Task requirements:
Report the count of lines holding "kind" in the records, with no other words.

# start of Records provided

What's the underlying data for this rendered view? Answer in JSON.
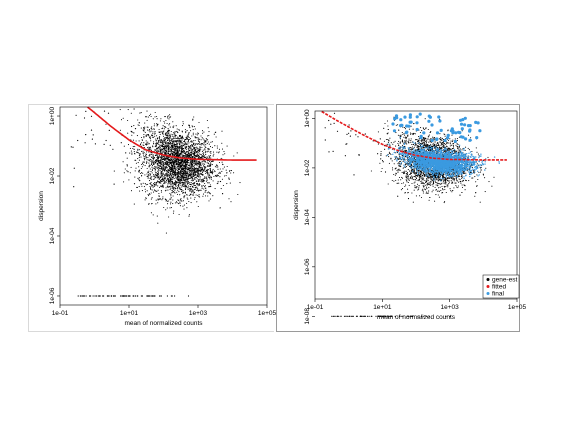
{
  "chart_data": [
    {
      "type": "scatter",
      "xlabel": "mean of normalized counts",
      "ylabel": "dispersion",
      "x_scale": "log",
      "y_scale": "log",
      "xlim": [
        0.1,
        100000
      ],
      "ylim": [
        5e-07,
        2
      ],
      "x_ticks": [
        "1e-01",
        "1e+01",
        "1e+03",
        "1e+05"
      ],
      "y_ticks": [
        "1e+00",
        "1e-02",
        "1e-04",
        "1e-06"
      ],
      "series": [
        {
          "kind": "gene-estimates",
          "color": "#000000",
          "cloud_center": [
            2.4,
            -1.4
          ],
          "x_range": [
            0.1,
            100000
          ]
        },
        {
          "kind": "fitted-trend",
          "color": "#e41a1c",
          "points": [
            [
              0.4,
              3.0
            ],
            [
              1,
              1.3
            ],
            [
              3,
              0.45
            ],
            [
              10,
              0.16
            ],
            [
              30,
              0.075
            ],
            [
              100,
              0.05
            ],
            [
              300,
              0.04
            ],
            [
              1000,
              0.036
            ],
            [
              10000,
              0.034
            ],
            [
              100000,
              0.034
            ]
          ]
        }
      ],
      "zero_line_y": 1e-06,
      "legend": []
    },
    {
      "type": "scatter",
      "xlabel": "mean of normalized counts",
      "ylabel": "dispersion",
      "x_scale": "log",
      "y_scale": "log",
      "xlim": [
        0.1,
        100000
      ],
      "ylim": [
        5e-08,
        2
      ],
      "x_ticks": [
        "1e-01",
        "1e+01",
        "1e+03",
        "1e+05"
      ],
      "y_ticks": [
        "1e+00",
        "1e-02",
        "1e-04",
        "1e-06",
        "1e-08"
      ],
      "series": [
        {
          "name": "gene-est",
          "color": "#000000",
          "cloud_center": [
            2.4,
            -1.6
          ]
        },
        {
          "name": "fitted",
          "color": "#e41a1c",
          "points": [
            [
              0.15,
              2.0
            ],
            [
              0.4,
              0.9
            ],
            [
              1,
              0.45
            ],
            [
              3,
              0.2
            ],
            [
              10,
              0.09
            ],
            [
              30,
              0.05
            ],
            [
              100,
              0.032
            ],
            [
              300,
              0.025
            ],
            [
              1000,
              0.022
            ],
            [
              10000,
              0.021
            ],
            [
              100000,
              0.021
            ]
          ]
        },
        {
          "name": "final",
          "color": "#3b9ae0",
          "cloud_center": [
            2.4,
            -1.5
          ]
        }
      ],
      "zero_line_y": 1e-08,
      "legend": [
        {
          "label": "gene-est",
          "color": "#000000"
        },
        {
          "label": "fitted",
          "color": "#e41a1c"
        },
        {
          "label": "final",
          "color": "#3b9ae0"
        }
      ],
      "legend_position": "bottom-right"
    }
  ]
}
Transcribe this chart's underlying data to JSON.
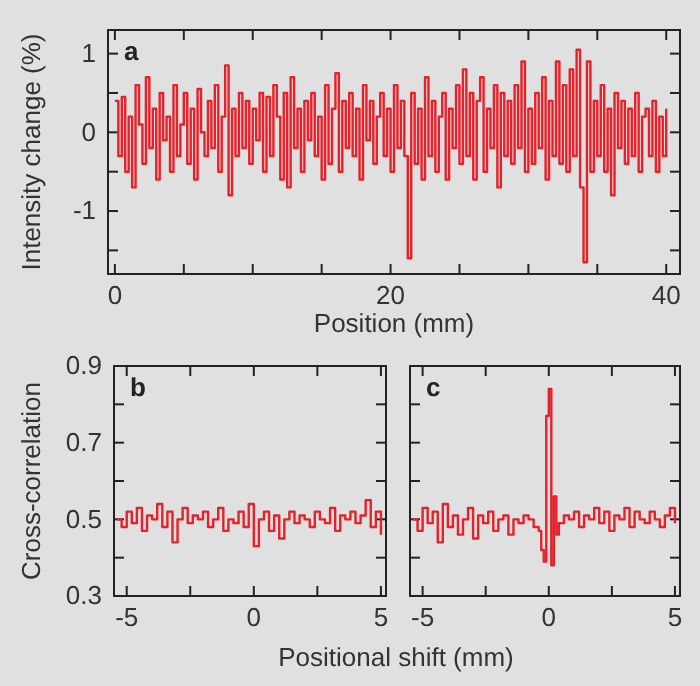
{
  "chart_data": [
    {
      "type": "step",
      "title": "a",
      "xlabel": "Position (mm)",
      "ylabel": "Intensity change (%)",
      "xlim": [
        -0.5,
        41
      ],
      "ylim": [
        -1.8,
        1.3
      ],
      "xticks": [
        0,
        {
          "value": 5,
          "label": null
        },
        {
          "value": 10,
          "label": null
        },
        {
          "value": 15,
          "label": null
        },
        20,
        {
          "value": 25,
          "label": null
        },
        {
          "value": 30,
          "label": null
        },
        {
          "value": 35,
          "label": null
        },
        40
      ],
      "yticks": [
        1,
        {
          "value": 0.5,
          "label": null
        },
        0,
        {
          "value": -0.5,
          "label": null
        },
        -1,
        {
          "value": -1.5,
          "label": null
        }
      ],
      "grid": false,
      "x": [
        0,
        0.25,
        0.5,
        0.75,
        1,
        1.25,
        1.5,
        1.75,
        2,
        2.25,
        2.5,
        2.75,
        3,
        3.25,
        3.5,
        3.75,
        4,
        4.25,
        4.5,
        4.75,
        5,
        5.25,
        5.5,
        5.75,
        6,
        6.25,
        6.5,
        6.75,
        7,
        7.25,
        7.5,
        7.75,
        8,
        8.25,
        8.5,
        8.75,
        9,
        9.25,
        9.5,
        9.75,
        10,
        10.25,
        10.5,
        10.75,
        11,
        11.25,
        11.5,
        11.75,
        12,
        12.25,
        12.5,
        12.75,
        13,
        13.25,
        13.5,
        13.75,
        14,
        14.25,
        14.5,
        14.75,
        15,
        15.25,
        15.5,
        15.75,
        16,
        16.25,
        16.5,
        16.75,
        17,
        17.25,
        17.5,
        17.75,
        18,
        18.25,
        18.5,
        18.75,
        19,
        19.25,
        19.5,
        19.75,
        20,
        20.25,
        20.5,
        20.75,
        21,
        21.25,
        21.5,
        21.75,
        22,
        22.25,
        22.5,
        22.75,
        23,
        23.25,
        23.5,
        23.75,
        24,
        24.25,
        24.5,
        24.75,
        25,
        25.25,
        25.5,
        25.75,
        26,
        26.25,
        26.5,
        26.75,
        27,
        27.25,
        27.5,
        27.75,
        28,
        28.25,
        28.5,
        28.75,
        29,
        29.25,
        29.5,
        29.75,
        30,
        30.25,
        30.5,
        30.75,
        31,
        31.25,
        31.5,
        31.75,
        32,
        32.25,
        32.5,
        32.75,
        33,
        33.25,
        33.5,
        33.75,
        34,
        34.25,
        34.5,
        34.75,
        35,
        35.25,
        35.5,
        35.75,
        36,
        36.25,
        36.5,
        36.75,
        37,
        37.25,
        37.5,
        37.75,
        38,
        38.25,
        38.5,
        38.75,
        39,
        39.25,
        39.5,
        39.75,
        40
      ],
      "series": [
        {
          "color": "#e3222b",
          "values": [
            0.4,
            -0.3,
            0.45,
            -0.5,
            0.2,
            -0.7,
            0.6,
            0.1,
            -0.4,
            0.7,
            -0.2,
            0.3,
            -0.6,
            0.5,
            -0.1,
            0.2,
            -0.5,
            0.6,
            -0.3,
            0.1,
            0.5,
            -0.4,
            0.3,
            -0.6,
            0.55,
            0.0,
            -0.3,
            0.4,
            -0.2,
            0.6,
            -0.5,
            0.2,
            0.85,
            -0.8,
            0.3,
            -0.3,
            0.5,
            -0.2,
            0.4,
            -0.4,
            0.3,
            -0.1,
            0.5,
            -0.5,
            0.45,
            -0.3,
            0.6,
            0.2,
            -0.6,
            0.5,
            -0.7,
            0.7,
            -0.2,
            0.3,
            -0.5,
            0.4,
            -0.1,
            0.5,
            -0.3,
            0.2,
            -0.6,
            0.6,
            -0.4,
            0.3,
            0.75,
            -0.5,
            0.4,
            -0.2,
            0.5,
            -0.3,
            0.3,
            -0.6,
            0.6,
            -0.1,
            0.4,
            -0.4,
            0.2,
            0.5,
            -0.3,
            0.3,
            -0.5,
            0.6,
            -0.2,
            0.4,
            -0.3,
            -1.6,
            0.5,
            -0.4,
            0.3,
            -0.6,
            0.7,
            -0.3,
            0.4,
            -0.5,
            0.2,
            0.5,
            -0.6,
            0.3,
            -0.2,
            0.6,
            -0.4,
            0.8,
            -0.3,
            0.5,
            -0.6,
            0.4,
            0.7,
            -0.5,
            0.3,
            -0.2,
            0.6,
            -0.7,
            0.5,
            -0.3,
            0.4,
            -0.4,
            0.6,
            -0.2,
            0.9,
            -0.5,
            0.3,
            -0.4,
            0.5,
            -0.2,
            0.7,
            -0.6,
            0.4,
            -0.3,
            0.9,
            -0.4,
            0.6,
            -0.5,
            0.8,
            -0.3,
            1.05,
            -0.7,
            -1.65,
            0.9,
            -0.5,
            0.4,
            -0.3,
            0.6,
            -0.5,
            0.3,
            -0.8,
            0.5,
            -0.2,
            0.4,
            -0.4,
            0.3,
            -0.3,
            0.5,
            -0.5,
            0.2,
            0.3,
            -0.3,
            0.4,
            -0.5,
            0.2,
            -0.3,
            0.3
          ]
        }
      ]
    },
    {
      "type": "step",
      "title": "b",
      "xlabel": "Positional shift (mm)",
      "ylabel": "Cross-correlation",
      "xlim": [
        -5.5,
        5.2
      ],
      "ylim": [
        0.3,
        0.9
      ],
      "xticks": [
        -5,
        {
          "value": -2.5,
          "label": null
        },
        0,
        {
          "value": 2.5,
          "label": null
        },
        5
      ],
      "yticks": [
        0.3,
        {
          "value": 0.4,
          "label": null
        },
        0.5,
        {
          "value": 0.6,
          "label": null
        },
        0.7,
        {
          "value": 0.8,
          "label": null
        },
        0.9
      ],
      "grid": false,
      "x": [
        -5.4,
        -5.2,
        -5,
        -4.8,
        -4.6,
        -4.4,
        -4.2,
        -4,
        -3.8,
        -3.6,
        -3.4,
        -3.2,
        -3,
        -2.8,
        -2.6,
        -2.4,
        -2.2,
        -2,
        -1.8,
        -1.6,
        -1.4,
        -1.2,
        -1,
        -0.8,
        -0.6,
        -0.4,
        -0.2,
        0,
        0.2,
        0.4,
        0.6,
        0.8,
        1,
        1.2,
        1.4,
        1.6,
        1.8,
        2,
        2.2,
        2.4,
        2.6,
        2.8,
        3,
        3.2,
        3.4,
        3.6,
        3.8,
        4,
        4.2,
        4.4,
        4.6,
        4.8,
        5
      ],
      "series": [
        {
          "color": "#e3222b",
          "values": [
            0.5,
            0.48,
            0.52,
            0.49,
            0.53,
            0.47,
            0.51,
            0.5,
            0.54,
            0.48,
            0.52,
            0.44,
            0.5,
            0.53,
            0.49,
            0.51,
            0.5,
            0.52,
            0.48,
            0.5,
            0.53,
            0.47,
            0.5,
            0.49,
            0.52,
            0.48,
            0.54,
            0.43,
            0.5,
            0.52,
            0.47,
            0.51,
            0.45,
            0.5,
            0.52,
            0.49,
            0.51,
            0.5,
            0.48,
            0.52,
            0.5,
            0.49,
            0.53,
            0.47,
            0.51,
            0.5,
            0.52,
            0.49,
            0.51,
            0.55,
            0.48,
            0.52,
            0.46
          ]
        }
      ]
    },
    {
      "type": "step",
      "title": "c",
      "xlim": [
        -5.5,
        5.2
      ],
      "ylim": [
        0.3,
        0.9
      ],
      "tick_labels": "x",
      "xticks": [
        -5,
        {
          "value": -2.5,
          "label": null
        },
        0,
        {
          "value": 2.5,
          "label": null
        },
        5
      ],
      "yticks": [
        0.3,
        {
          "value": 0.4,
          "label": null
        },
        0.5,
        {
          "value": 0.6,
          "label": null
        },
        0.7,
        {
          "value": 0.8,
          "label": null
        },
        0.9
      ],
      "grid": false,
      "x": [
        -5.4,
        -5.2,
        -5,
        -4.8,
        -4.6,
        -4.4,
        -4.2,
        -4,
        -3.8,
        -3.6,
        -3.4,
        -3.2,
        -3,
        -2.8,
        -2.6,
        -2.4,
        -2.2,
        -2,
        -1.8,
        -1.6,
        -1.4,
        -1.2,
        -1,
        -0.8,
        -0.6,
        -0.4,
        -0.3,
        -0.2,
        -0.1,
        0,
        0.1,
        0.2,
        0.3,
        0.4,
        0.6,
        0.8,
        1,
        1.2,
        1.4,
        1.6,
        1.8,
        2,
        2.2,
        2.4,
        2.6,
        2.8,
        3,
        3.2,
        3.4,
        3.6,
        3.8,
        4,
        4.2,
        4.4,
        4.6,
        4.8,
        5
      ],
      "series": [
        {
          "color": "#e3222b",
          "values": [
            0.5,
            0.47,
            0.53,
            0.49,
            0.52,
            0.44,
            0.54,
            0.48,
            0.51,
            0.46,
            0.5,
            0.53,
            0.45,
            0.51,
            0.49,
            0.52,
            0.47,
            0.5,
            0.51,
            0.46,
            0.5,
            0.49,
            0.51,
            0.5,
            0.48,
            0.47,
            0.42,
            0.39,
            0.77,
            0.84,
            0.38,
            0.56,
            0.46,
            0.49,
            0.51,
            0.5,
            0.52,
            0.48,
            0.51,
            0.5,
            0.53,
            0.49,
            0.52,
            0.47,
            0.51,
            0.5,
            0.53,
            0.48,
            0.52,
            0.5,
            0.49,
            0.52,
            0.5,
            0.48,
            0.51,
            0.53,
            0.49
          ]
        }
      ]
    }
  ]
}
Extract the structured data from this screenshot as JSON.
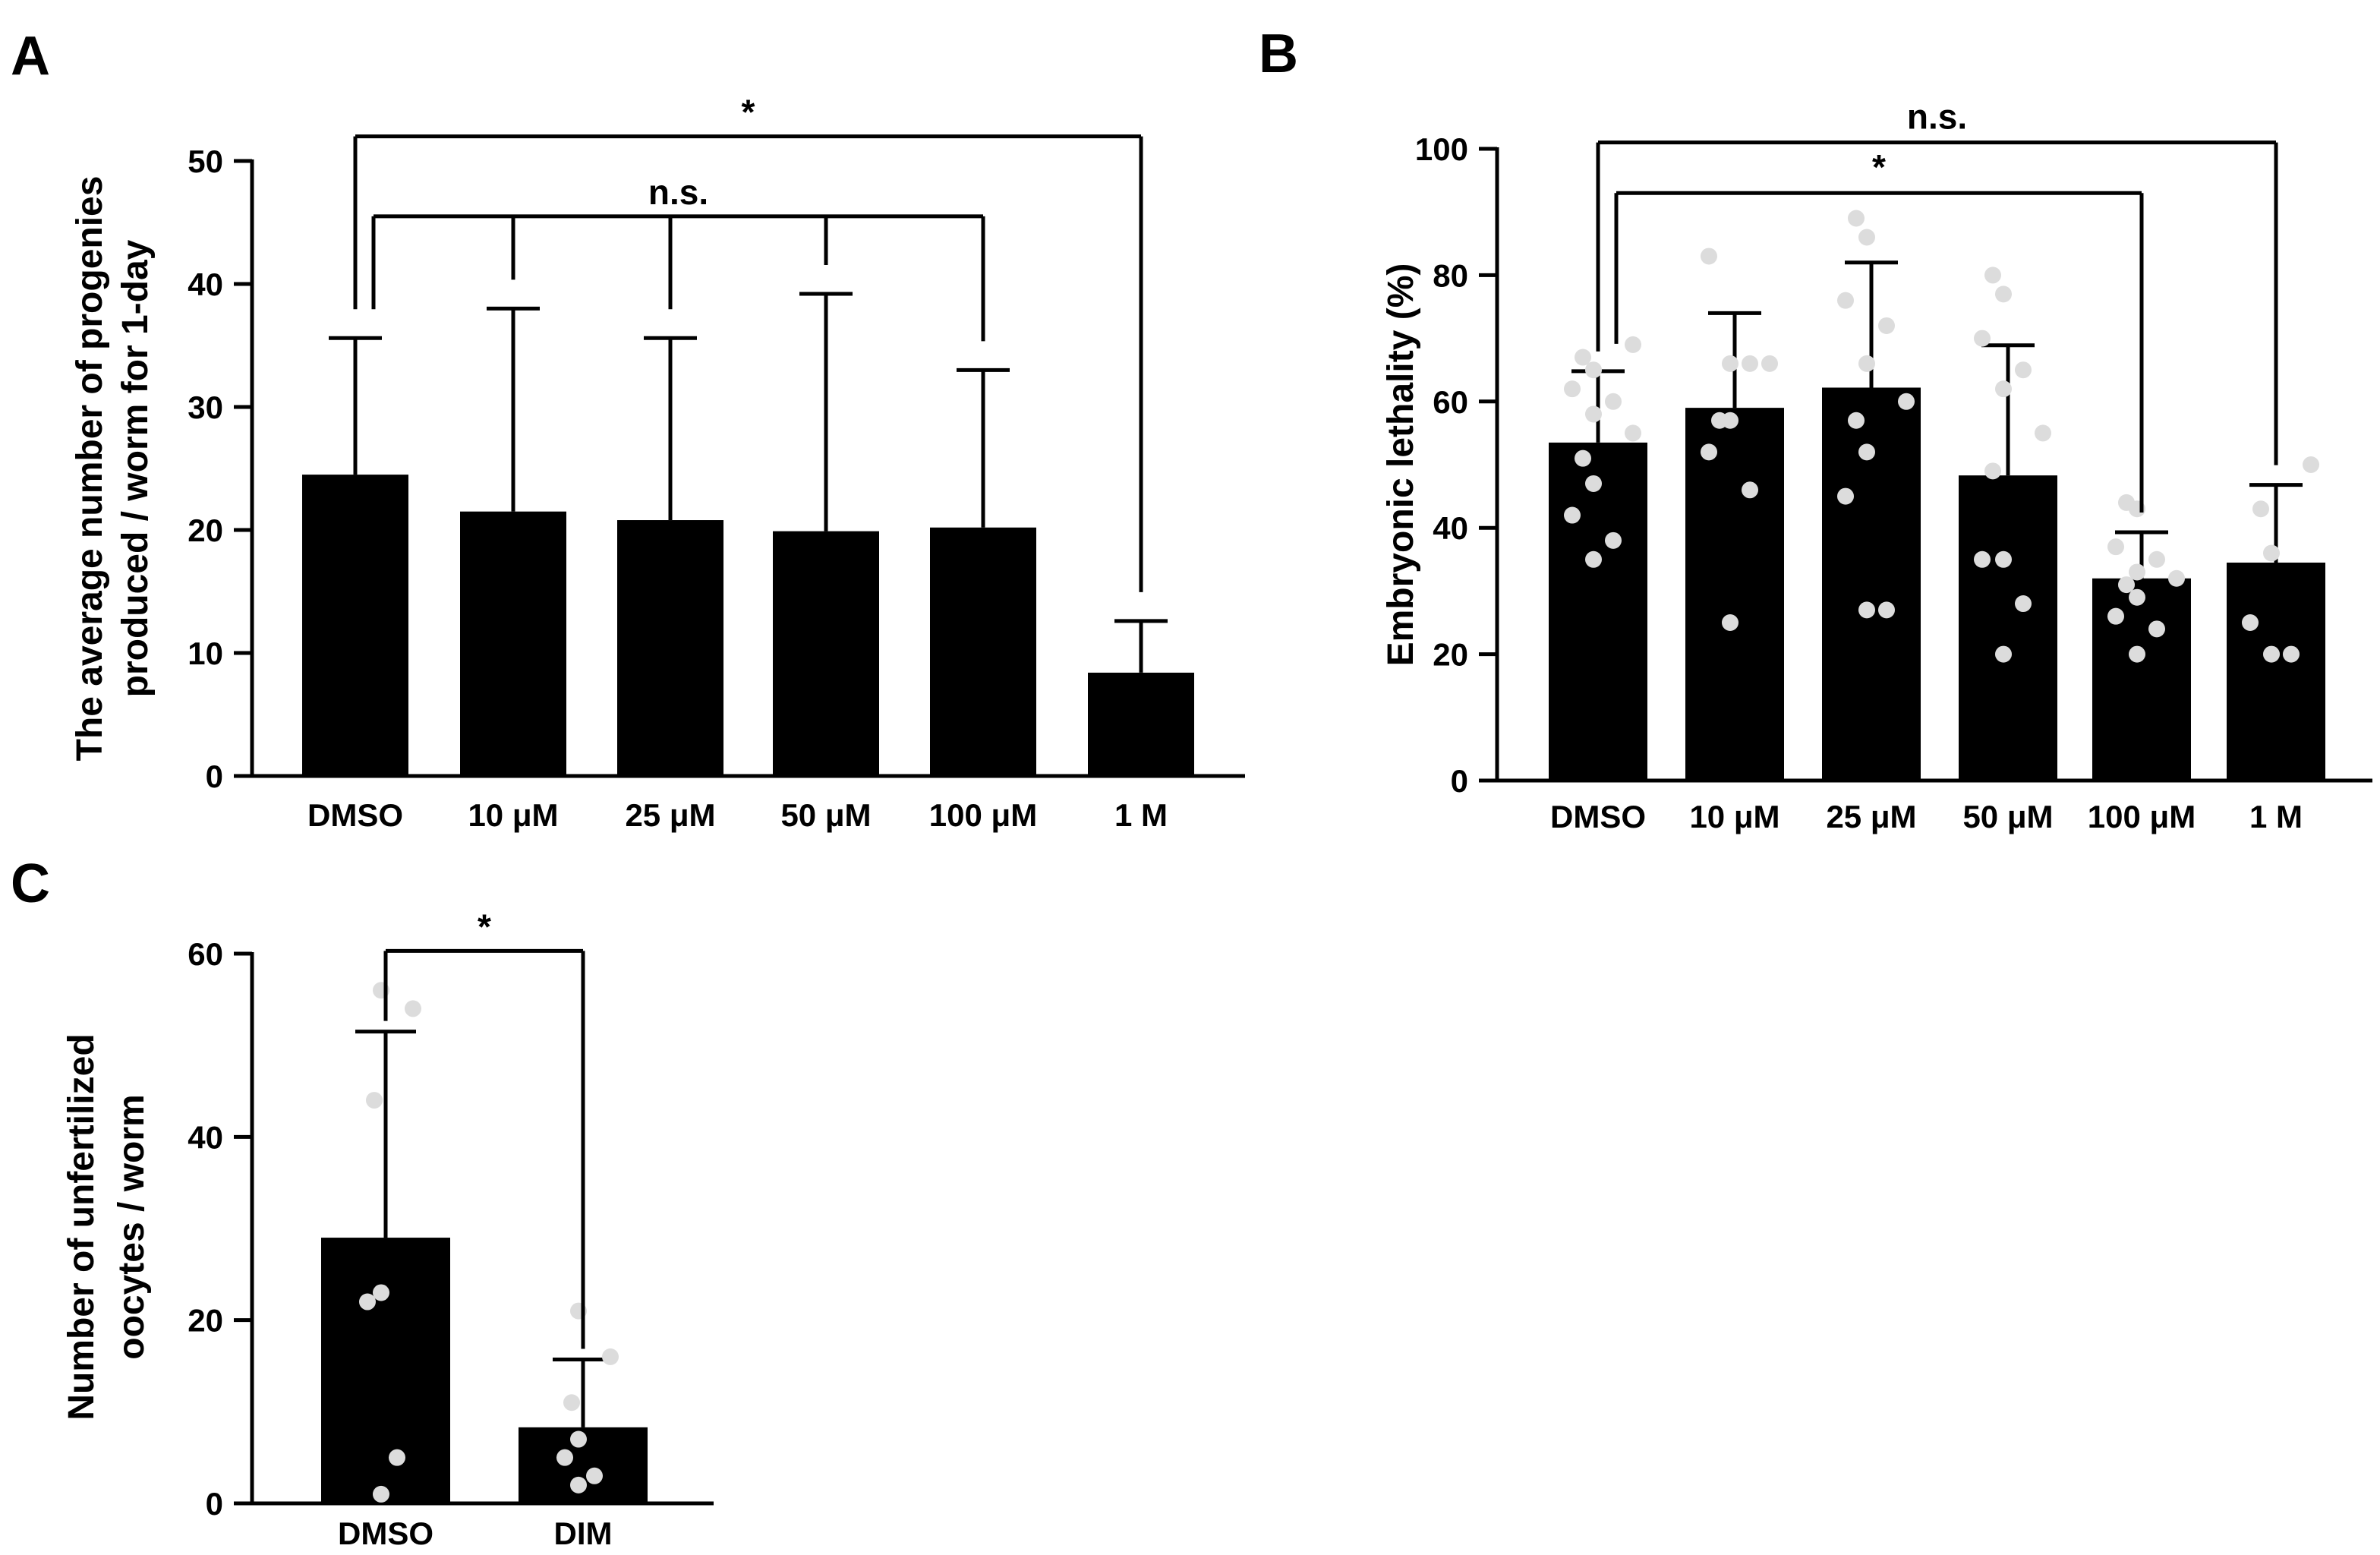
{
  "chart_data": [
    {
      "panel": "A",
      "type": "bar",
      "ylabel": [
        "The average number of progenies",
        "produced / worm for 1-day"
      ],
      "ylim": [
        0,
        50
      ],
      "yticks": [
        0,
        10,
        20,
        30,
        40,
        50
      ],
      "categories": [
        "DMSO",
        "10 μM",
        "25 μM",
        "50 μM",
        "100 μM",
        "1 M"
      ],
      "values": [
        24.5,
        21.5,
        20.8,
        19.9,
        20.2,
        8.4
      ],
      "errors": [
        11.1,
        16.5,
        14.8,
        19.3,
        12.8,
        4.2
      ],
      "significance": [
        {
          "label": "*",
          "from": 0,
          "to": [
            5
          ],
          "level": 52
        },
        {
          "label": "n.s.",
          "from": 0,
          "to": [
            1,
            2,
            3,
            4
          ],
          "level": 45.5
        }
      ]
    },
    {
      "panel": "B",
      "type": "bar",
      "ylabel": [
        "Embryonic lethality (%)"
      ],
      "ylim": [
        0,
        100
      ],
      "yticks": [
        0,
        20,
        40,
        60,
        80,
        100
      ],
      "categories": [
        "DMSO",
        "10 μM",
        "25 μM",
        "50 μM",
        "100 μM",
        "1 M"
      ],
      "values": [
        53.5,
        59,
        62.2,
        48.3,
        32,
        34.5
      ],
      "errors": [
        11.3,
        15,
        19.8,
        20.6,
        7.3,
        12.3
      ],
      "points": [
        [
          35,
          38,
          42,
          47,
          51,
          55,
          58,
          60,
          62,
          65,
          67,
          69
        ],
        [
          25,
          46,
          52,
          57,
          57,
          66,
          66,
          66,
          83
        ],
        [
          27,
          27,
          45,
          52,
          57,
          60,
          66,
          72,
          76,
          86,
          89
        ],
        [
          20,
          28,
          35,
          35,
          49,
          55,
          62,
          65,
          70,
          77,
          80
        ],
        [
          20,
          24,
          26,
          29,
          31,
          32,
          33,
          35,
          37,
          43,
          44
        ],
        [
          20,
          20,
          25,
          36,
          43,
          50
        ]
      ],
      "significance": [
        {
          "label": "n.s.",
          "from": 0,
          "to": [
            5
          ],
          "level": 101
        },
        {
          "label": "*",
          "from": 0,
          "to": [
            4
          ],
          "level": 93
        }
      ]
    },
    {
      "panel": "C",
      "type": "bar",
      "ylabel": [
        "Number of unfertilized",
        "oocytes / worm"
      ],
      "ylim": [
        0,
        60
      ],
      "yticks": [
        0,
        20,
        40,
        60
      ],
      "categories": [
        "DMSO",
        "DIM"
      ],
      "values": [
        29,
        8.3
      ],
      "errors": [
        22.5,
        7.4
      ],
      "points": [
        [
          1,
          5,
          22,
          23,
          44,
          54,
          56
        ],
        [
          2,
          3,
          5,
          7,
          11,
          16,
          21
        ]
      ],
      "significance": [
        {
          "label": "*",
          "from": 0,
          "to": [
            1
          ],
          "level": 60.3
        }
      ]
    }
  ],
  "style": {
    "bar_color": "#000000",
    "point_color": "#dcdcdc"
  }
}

# end of Records provided

Output of the task:
2